Objective:
Print all entries word for word.

Record list:
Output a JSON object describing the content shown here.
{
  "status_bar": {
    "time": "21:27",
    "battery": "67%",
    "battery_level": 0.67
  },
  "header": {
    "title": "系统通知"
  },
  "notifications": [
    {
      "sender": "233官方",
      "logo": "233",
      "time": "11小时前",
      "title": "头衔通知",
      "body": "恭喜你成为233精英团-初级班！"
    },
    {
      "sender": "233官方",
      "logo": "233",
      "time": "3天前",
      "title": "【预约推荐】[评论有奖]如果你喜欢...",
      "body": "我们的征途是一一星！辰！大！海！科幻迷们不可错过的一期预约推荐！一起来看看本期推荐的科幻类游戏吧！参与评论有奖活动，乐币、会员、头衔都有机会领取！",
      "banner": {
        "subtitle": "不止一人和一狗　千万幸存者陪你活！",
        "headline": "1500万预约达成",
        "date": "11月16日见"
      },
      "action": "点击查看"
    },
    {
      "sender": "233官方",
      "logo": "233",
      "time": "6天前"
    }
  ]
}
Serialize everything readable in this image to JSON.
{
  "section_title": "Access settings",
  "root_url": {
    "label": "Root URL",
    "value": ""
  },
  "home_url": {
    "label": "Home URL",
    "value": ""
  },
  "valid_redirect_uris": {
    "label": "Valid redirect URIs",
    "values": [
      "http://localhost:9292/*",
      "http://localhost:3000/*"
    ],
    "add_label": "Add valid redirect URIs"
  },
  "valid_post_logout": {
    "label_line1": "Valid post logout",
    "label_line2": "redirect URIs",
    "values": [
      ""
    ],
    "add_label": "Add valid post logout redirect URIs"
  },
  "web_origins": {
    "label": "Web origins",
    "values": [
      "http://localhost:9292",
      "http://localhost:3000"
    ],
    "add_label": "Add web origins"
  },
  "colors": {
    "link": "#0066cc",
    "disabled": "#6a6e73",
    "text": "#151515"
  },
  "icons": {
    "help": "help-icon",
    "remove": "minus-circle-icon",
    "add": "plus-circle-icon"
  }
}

Response to the exercise:
Output a JSON object describing the content shown here.
{
  "status_bar": {
    "time": "21:27",
    "battery": "67%",
    "battery_level": 0.67
  },
  "header": {
    "title": "系统通知"
  },
  "notifications": [
    {
      "sender": "233官方",
      "logo": "233",
      "time": "11小时前",
      "title": "头衔通知",
      "body": "恭喜你成为233精英团-初级班！"
    },
    {
      "sender": "233官方",
      "logo": "233",
      "time": "3天前",
      "title": "【预约推荐】[评论有奖]如果你喜欢...",
      "body": "我们的征途是一一星！辰！大！海！科幻迷们不可错过的一期预约推荐！一起来看看本期推荐的科幻类游戏吧！参与评论有奖活动，乐币、会员、头衔都有机会领取！",
      "banner": {
        "subtitle": "不止一人和一狗　千万幸存者陪你活！",
        "headline": "1500万预约达成",
        "date": "11月16日见"
      },
      "action": "点击查看"
    },
    {
      "sender": "233官方",
      "logo": "233",
      "time": "6天前"
    }
  ]
}
Serialize everything readable in this image to JSON.
{
  "section_title": "Access settings",
  "root_url": {
    "label": "Root URL",
    "value": ""
  },
  "home_url": {
    "label": "Home URL",
    "value": ""
  },
  "valid_redirect_uris": {
    "label": "Valid redirect URIs",
    "values": [
      "http://localhost:9292/*",
      "http://localhost:3000/*"
    ],
    "add_label": "Add valid redirect URIs"
  },
  "valid_post_logout": {
    "label_line1": "Valid post logout",
    "label_line2": "redirect URIs",
    "values": [
      ""
    ],
    "add_label": "Add valid post logout redirect URIs"
  },
  "web_origins": {
    "label": "Web origins",
    "values": [
      "http://localhost:9292",
      "http://localhost:3000"
    ],
    "add_label": "Add web origins"
  },
  "colors": {
    "link": "#0066cc",
    "disabled": "#6a6e73",
    "text": "#151515"
  },
  "icons": {
    "help": "help-icon",
    "remove": "minus-circle-icon",
    "add": "plus-circle-icon"
  }
}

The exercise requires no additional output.